Write the data below out exactly as it stands. Do not include the pictures.

--- Begin ---

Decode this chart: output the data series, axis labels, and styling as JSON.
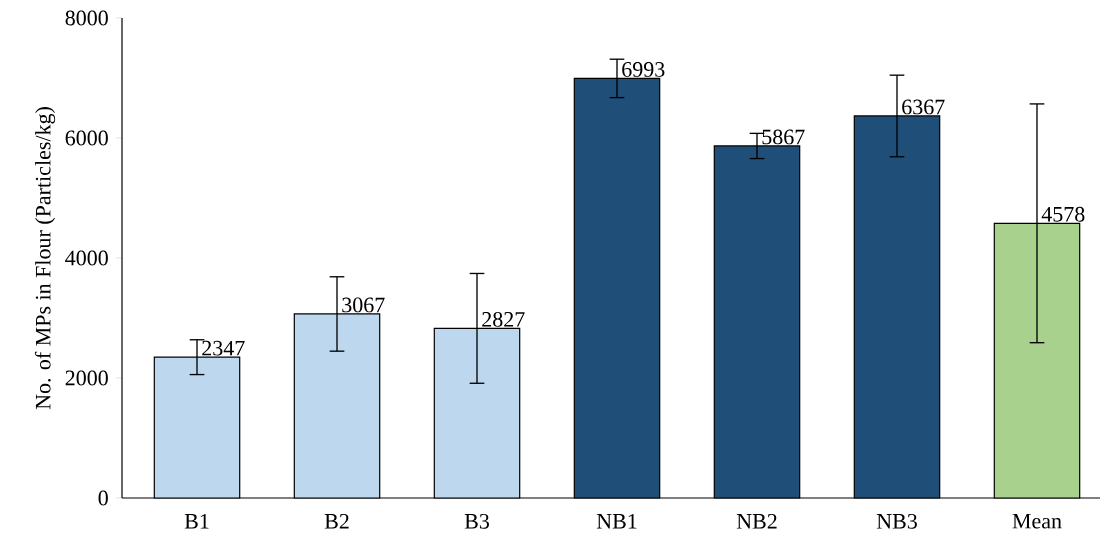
{
  "chart_data": {
    "type": "bar",
    "ylabel": "No. of MPs in Flour (Particles/kg)",
    "categories": [
      "B1",
      "B2",
      "B3",
      "NB1",
      "NB2",
      "NB3",
      "Mean"
    ],
    "values": [
      2347,
      3067,
      2827,
      6993,
      5867,
      6367,
      4578
    ],
    "errors": [
      290,
      620,
      915,
      320,
      210,
      680,
      1990
    ],
    "colors": [
      "#bdd7ee",
      "#bdd7ee",
      "#bdd7ee",
      "#1f4e79",
      "#1f4e79",
      "#1f4e79",
      "#a9d18e"
    ],
    "ylim": [
      0,
      8000
    ],
    "yticks": [
      0,
      2000,
      4000,
      6000,
      8000
    ],
    "data_labels": true
  }
}
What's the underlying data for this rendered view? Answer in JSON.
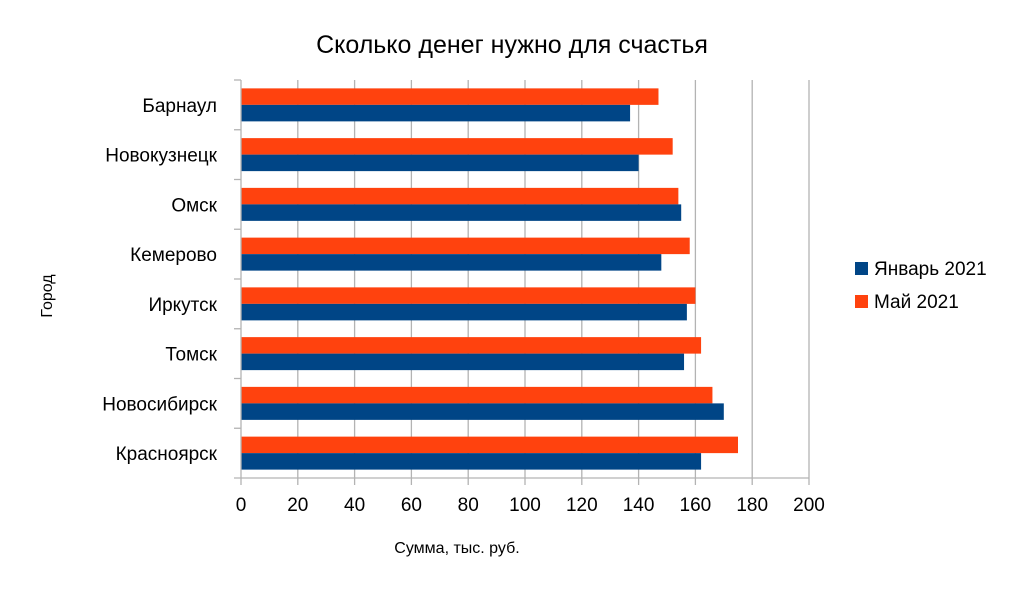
{
  "chart_data": {
    "type": "bar",
    "orientation": "horizontal",
    "title": "Сколько денег нужно для счастья",
    "xlabel": "Сумма, тыс. руб.",
    "ylabel": "Город",
    "xlim": [
      0,
      200
    ],
    "xticks": [
      "0",
      "20",
      "40",
      "60",
      "80",
      "100",
      "120",
      "140",
      "160",
      "180",
      "200"
    ],
    "grid": true,
    "legend_position": "right",
    "categories": [
      "Барнаул",
      "Новокузнецк",
      "Омск",
      "Кемерово",
      "Иркутск",
      "Томск",
      "Новосибирск",
      "Красноярск"
    ],
    "series": [
      {
        "name": "Январь 2021",
        "color": "#004586",
        "values": [
          137,
          140,
          155,
          148,
          157,
          156,
          170,
          162
        ]
      },
      {
        "name": "Май 2021",
        "color": "#ff420e",
        "values": [
          147,
          152,
          154,
          158,
          160,
          162,
          166,
          175
        ]
      }
    ]
  }
}
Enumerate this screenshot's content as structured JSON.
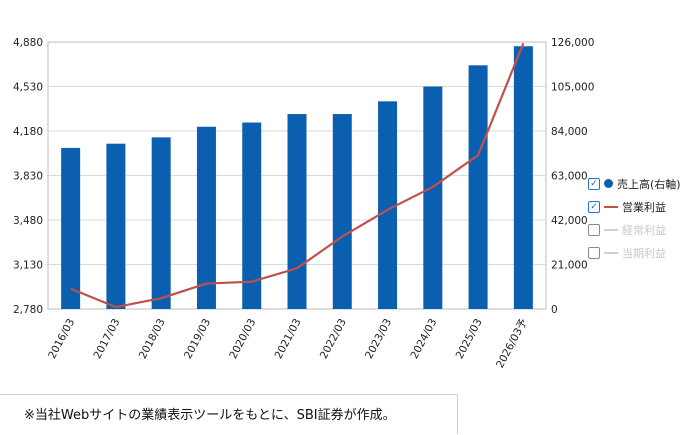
{
  "chart_data": {
    "type": "bar",
    "categories": [
      "2016/03",
      "2017/03",
      "2018/03",
      "2019/03",
      "2020/03",
      "2021/03",
      "2022/03",
      "2023/03",
      "2024/03",
      "2025/03",
      "2026/03予"
    ],
    "series": [
      {
        "name": "売上高(右軸)",
        "type": "bar",
        "axis": "right",
        "values": [
          76000,
          78000,
          81000,
          86000,
          88000,
          92000,
          92000,
          98000,
          105000,
          115000,
          124000
        ]
      },
      {
        "name": "営業利益",
        "type": "line",
        "axis": "left",
        "values": [
          2940,
          2795,
          2865,
          2980,
          2995,
          3100,
          3350,
          3560,
          3740,
          3990,
          4870
        ]
      }
    ],
    "left_axis": {
      "ticks": [
        "2,780",
        "3,130",
        "3,480",
        "3,830",
        "4,180",
        "4,530",
        "4,880"
      ],
      "ylim": [
        2780,
        4880
      ]
    },
    "right_axis": {
      "ticks": [
        "0",
        "21,000",
        "42,000",
        "63,000",
        "84,000",
        "105,000",
        "126,000"
      ],
      "ylim": [
        0,
        126000
      ]
    },
    "grid": true,
    "legend_position": "right",
    "colors": {
      "bar": "#0b5fb0",
      "line": "#c1504b",
      "grid": "#d9d9d9"
    }
  },
  "legend": {
    "items": [
      {
        "label": "売上高(右軸)",
        "checked": true
      },
      {
        "label": "営業利益",
        "checked": true
      },
      {
        "label": "経常利益",
        "checked": false
      },
      {
        "label": "当期利益",
        "checked": false
      }
    ]
  },
  "note": "※当社Webサイトの業績表示ツールをもとに、SBI証券が作成。"
}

--- End ---

■ Complete answer ■
Decode this chart: output the data series, axis labels, and styling as JSON.
{
  "chart_data": {
    "type": "bar",
    "ylabel": "No. of MPs in Flour (Particles/kg)",
    "categories": [
      "B1",
      "B2",
      "B3",
      "NB1",
      "NB2",
      "NB3",
      "Mean"
    ],
    "values": [
      2347,
      3067,
      2827,
      6993,
      5867,
      6367,
      4578
    ],
    "errors": [
      290,
      620,
      915,
      320,
      210,
      680,
      1990
    ],
    "colors": [
      "#bdd7ee",
      "#bdd7ee",
      "#bdd7ee",
      "#1f4e79",
      "#1f4e79",
      "#1f4e79",
      "#a9d18e"
    ],
    "ylim": [
      0,
      8000
    ],
    "yticks": [
      0,
      2000,
      4000,
      6000,
      8000
    ],
    "data_labels": true
  }
}
What's the underlying data for this rendered view? Answer in JSON.
{
  "chart_data": {
    "type": "bar",
    "orientation": "horizontal",
    "title": "Сколько денег нужно для счастья",
    "xlabel": "Сумма, тыс. руб.",
    "ylabel": "Город",
    "xlim": [
      0,
      200
    ],
    "xticks": [
      "0",
      "20",
      "40",
      "60",
      "80",
      "100",
      "120",
      "140",
      "160",
      "180",
      "200"
    ],
    "grid": true,
    "legend_position": "right",
    "categories": [
      "Барнаул",
      "Новокузнецк",
      "Омск",
      "Кемерово",
      "Иркутск",
      "Томск",
      "Новосибирск",
      "Красноярск"
    ],
    "series": [
      {
        "name": "Январь 2021",
        "color": "#004586",
        "values": [
          137,
          140,
          155,
          148,
          157,
          156,
          170,
          162
        ]
      },
      {
        "name": "Май 2021",
        "color": "#ff420e",
        "values": [
          147,
          152,
          154,
          158,
          160,
          162,
          166,
          175
        ]
      }
    ]
  }
}
Enumerate this screenshot's content as structured JSON.
{
  "chart_data": {
    "type": "bar",
    "categories": [
      "2016/03",
      "2017/03",
      "2018/03",
      "2019/03",
      "2020/03",
      "2021/03",
      "2022/03",
      "2023/03",
      "2024/03",
      "2025/03",
      "2026/03予"
    ],
    "series": [
      {
        "name": "売上高(右軸)",
        "type": "bar",
        "axis": "right",
        "values": [
          76000,
          78000,
          81000,
          86000,
          88000,
          92000,
          92000,
          98000,
          105000,
          115000,
          124000
        ]
      },
      {
        "name": "営業利益",
        "type": "line",
        "axis": "left",
        "values": [
          2940,
          2795,
          2865,
          2980,
          2995,
          3100,
          3350,
          3560,
          3740,
          3990,
          4870
        ]
      }
    ],
    "left_axis": {
      "ticks": [
        "2,780",
        "3,130",
        "3,480",
        "3,830",
        "4,180",
        "4,530",
        "4,880"
      ],
      "ylim": [
        2780,
        4880
      ]
    },
    "right_axis": {
      "ticks": [
        "0",
        "21,000",
        "42,000",
        "63,000",
        "84,000",
        "105,000",
        "126,000"
      ],
      "ylim": [
        0,
        126000
      ]
    },
    "grid": true,
    "legend_position": "right",
    "colors": {
      "bar": "#0b5fb0",
      "line": "#c1504b",
      "grid": "#d9d9d9"
    }
  },
  "legend": {
    "items": [
      {
        "label": "売上高(右軸)",
        "checked": true
      },
      {
        "label": "営業利益",
        "checked": true
      },
      {
        "label": "経常利益",
        "checked": false
      },
      {
        "label": "当期利益",
        "checked": false
      }
    ]
  },
  "note": "※当社Webサイトの業績表示ツールをもとに、SBI証券が作成。"
}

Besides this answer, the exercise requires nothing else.